= WORK INSTRUCTIONS =
From the entries that follow, list every line in which the string "十二五规划" appears.

= SUPPLIED MATERIAL =
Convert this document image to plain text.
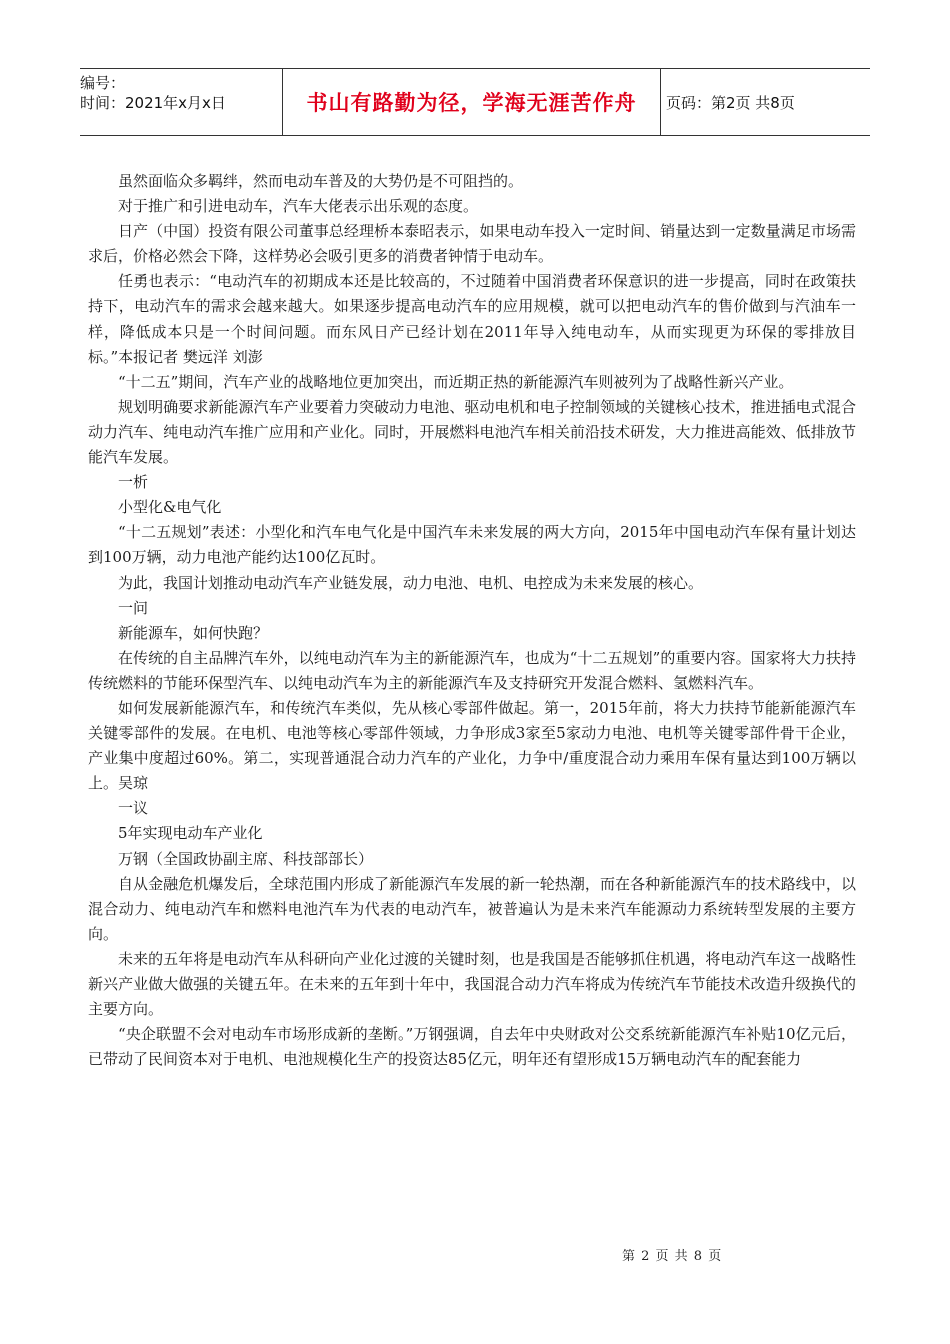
编号：
时间：2021年x月x日	书山有路勤为径，学海无涯苦作舟	页码：第2页 共8页

虽然面临众多羁绊，然而电动车普及的大势仍是不可阻挡的。

对于推广和引进电动车，汽车大佬表示出乐观的态度。

日产（中国）投资有限公司董事总经理桥本泰昭表示，如果电动车投入一定时间、销量达到一定数量满足市场需求后，价格必然会下降，这样势必会吸引更多的消费者钟情于电动车。

任勇也表示：“电动汽车的初期成本还是比较高的，不过随着中国消费者环保意识的进一步提高，同时在政策扶持下，电动汽车的需求会越来越大。如果逐步提高电动汽车的应用规模，就可以把电动汽车的售价做到与汽油车一样，降低成本只是一个时间问题。而东风日产已经计划在2011年导入纯电动车，从而实现更为环保的零排放目标。”本报记者 樊远洋 刘澎

“十二五”期间，汽车产业的战略地位更加突出，而近期正热的新能源汽车则被列为了战略性新兴产业。

规划明确要求新能源汽车产业要着力突破动力电池、驱动电机和电子控制领域的关键核心技术，推进插电式混合动力汽车、纯电动汽车推广应用和产业化。同时，开展燃料电池汽车相关前沿技术研发，大力推进高能效、低排放节能汽车发展。

一析

小型化&电气化

“十二五规划”表述：小型化和汽车电气化是中国汽车未来发展的两大方向，2015年中国电动汽车保有量计划达到100万辆，动力电池产能约达100亿瓦时。

为此，我国计划推动电动汽车产业链发展，动力电池、电机、电控成为未来发展的核心。

一问

新能源车，如何快跑？

在传统的自主品牌汽车外，以纯电动汽车为主的新能源汽车，也成为“十二五规划”的重要内容。国家将大力扶持传统燃料的节能环保型汽车、以纯电动汽车为主的新能源汽车及支持研究开发混合燃料、氢燃料汽车。

如何发展新能源汽车，和传统汽车类似，先从核心零部件做起。第一，2015年前，将大力扶持节能新能源汽车关键零部件的发展。在电机、电池等核心零部件领域，力争形成3家至5家动力电池、电机等关键零部件骨干企业，产业集中度超过60%。第二，实现普通混合动力汽车的产业化，力争中/重度混合动力乘用车保有量达到100万辆以上。吴琼

一议

5年实现电动车产业化

万钢（全国政协副主席、科技部部长）

自从金融危机爆发后，全球范围内形成了新能源汽车发展的新一轮热潮，而在各种新能源汽车的技术路线中，以混合动力、纯电动汽车和燃料电池汽车为代表的电动汽车，被普遍认为是未来汽车能源动力系统转型发展的主要方向。

未来的五年将是电动汽车从科研向产业化过渡的关键时刻，也是我国是否能够抓住机遇，将电动汽车这一战略性新兴产业做大做强的关键五年。在未来的五年到十年中，我国混合动力汽车将成为传统汽车节能技术改造升级换代的主要方向。

“央企联盟不会对电动车市场形成新的垄断。”万钢强调，自去年中央财政对公交系统新能源汽车补贴10亿元后，已带动了民间资本对于电机、电池规模化生产的投资达85亿元，明年还有望形成15万辆电动汽车的配套能力

第 2 页 共 8 页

= THE SOLUTION =
“十二五规划”表述：小型化和汽车电气化是中国汽车未来发展的两大方向，2015年中国电动汽车保有量计划达到100万辆，动力电池产能约达100亿瓦时。
在传统的自主品牌汽车外，以纯电动汽车为主的新能源汽车，也成为“十二五规划”的重要内容。国家将大力扶持传统燃料的节能环保型汽车、以纯电动汽车为主的新能源汽车及支持研究开发混合燃料、氢燃料汽车。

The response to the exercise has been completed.